** START OF Task input **

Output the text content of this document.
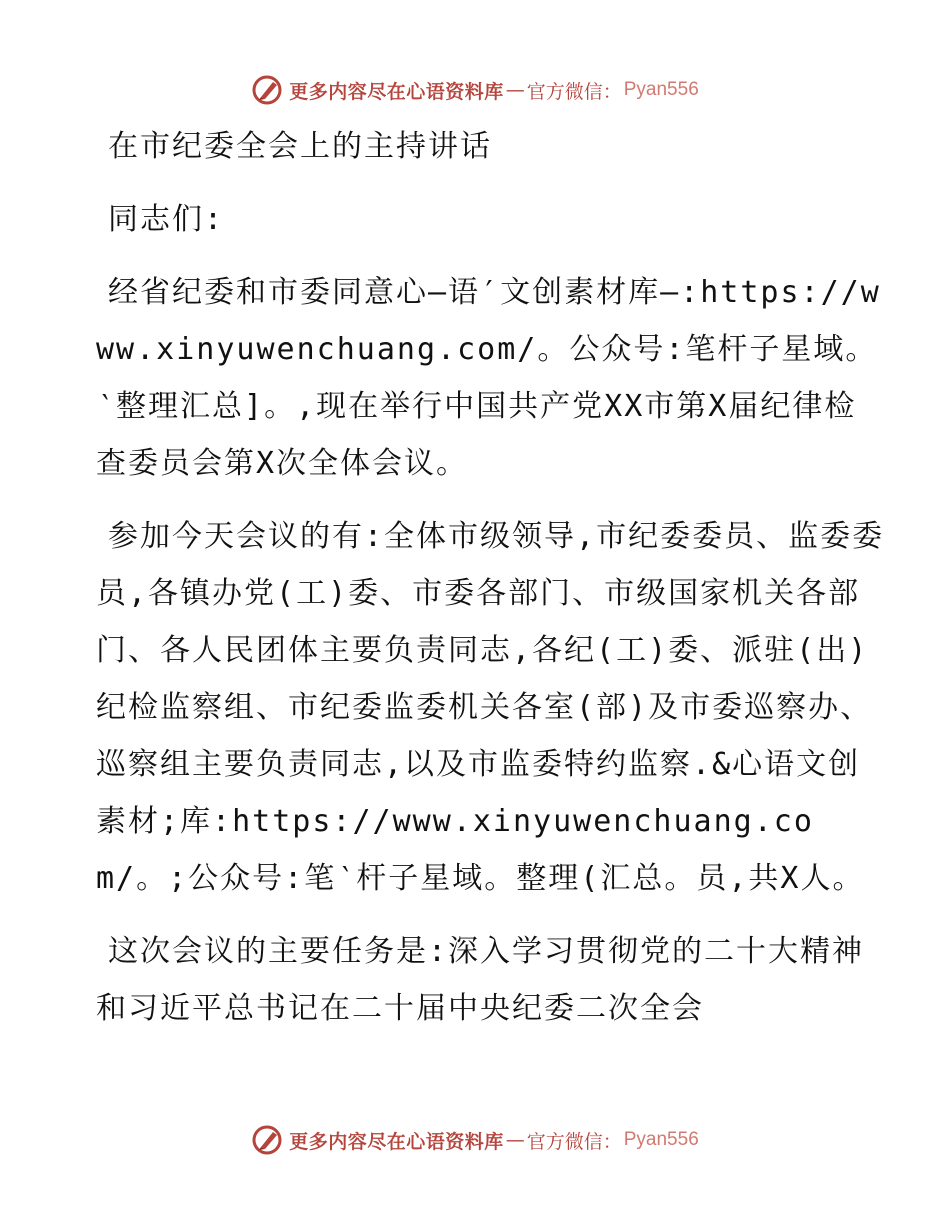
更多内容尽在心语资料库 — 官方微信： Pyan556

在市纪委全会上的主持讲话

同志们:

经省纪委和市委同意心—语′文创素材库—:https://www.xinyuwenchuang.com/。公众号:笔杆子星域。‵整理汇总]。,现在举行中国共产党XX市第X届纪律检查委员会第X次全体会议。

参加今天会议的有:全体市级领导,市纪委委员、监委委员,各镇办党(工)委、市委各部门、市级国家机关各部门、各人民团体主要负责同志,各纪(工)委、派驻(出)纪检监察组、市纪委监委机关各室(部)及市委巡察办、巡察组主要负责同志,以及市监委特约监察.&心语文创素材;库:https://www.xinyuwenchuang.com/。;公众号:笔‵杆子星域。整理(汇总。员,共X人。

这次会议的主要任务是:深入学习贯彻党的二十大精神和习近平总书记在二十届中央纪委二次全会

更多内容尽在心语资料库 — 官方微信： Pyan556
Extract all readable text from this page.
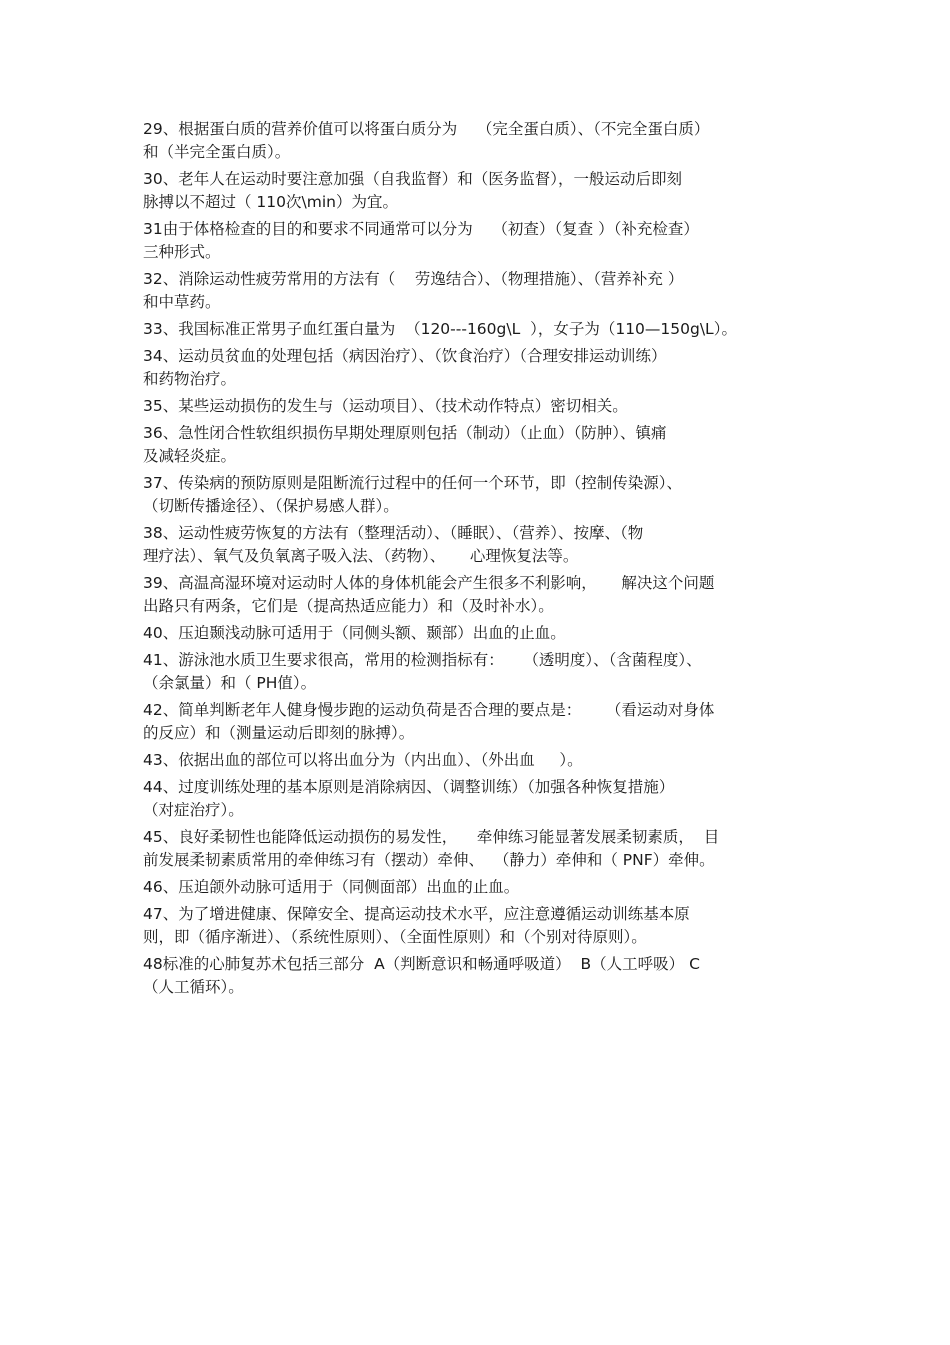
29、根据蛋白质的营养价值可以将蛋白质分为    （完全蛋白质）、（不完全蛋白质）
和（半完全蛋白质）。
30、老年人在运动时要注意加强（自我监督）和（医务监督），一般运动后即刻
脉搏以不超过（ 110次\min）为宜。
31由于体格检查的目的和要求不同通常可以分为    （初查）（复查 ）（补充检查）
三种形式。
32、消除运动性疲劳常用的方法有（    劳逸结合）、（物理措施）、（营养补充 ）
和中草药。
33、我国标准正常男子血红蛋白量为  （120---160g\L  ），女子为（110—150g\L）。
34、运动员贫血的处理包括（病因治疗）、（饮食治疗）（合理安排运动训练）
和药物治疗。
35、某些运动损伤的发生与（运动项目）、（技术动作特点）密切相关。
36、急性闭合性软组织损伤早期处理原则包括（制动）（止血）（防肿）、镇痛
及减轻炎症。
37、传染病的预防原则是阻断流行过程中的任何一个环节，即（控制传染源）、
（切断传播途径）、（保护易感人群）。
38、运动性疲劳恢复的方法有（整理活动）、（睡眠）、（营养）、按摩、（物
理疗法）、氧气及负氧离子吸入法、（药物）、     心理恢复法等。
39、高温高湿环境对运动时人体的身体机能会产生很多不利影响，     解决这个问题
出路只有两条，它们是（提高热适应能力）和（及时补水）。
40、压迫颞浅动脉可适用于（同侧头额、颞部）出血的止血。
41、游泳池水质卫生要求很高，常用的检测指标有：    （透明度）、（含菌程度）、
（余氯量）和（ PH值）。
42、简单判断老年人健身慢步跑的运动负荷是否合理的要点是：     （看运动对身体
的反应）和（测量运动后即刻的脉搏）。
43、依据出血的部位可以将出血分为（内出血）、（外出血     ）。
44、过度训练处理的基本原则是消除病因、（调整训练）（加强各种恢复措施）
（对症治疗）。
45、良好柔韧性也能降低运动损伤的易发性，    牵伸练习能显著发展柔韧素质，  目
前发展柔韧素质常用的牵伸练习有（摆动）牵伸、  （静力）牵伸和（ PNF）牵伸。
46、压迫颌外动脉可适用于（同侧面部）出血的止血。
47、为了增进健康、保障安全、提高运动技术水平，应注意遵循运动训练基本原
则，即（循序渐进）、（系统性原则）、（全面性原则）和（个别对待原则）。
48标准的心肺复苏术包括三部分  A（判断意识和畅通呼吸道）  B（人工呼吸） C
（人工循环）。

** END OF Task input **

- [Your objective]
Output, exactly, all the records above; include no pictures.

- [Answer in full]
Output the text content of this document.
更多内容尽在心语资料库 — 官方微信： Pyan556

在市纪委全会上的主持讲话

同志们:

经省纪委和市委同意心—语′文创素材库—:https://www.xinyuwenchuang.com/。公众号:笔杆子星域。‵整理汇总]。,现在举行中国共产党XX市第X届纪律检查委员会第X次全体会议。

参加今天会议的有:全体市级领导,市纪委委员、监委委员,各镇办党(工)委、市委各部门、市级国家机关各部门、各人民团体主要负责同志,各纪(工)委、派驻(出)纪检监察组、市纪委监委机关各室(部)及市委巡察办、巡察组主要负责同志,以及市监委特约监察.&心语文创素材;库:https://www.xinyuwenchuang.com/。;公众号:笔‵杆子星域。整理(汇总。员,共X人。

这次会议的主要任务是:深入学习贯彻党的二十大精神和习近平总书记在二十届中央纪委二次全会

更多内容尽在心语资料库 — 官方微信： Pyan556
Extract all readable text from this page.
29、根据蛋白质的营养价值可以将蛋白质分为    （完全蛋白质）、（不完全蛋白质）
和（半完全蛋白质）。
30、老年人在运动时要注意加强（自我监督）和（医务监督），一般运动后即刻
脉搏以不超过（ 110次\min）为宜。
31由于体格检查的目的和要求不同通常可以分为    （初查）（复查 ）（补充检查）
三种形式。
32、消除运动性疲劳常用的方法有（    劳逸结合）、（物理措施）、（营养补充 ）
和中草药。
33、我国标准正常男子血红蛋白量为  （120---160g\L  ），女子为（110—150g\L）。
34、运动员贫血的处理包括（病因治疗）、（饮食治疗）（合理安排运动训练）
和药物治疗。
35、某些运动损伤的发生与（运动项目）、（技术动作特点）密切相关。
36、急性闭合性软组织损伤早期处理原则包括（制动）（止血）（防肿）、镇痛
及减轻炎症。
37、传染病的预防原则是阻断流行过程中的任何一个环节，即（控制传染源）、
（切断传播途径）、（保护易感人群）。
38、运动性疲劳恢复的方法有（整理活动）、（睡眠）、（营养）、按摩、（物
理疗法）、氧气及负氧离子吸入法、（药物）、     心理恢复法等。
39、高温高湿环境对运动时人体的身体机能会产生很多不利影响，     解决这个问题
出路只有两条，它们是（提高热适应能力）和（及时补水）。
40、压迫颞浅动脉可适用于（同侧头额、颞部）出血的止血。
41、游泳池水质卫生要求很高，常用的检测指标有：    （透明度）、（含菌程度）、
（余氯量）和（ PH值）。
42、简单判断老年人健身慢步跑的运动负荷是否合理的要点是：     （看运动对身体
的反应）和（测量运动后即刻的脉搏）。
43、依据出血的部位可以将出血分为（内出血）、（外出血     ）。
44、过度训练处理的基本原则是消除病因、（调整训练）（加强各种恢复措施）
（对症治疗）。
45、良好柔韧性也能降低运动损伤的易发性，    牵伸练习能显著发展柔韧素质，  目
前发展柔韧素质常用的牵伸练习有（摆动）牵伸、  （静力）牵伸和（ PNF）牵伸。
46、压迫颌外动脉可适用于（同侧面部）出血的止血。
47、为了增进健康、保障安全、提高运动技术水平，应注意遵循运动训练基本原
则，即（循序渐进）、（系统性原则）、（全面性原则）和（个别对待原则）。
48标准的心肺复苏术包括三部分  A（判断意识和畅通呼吸道）  B（人工呼吸） C
（人工循环）。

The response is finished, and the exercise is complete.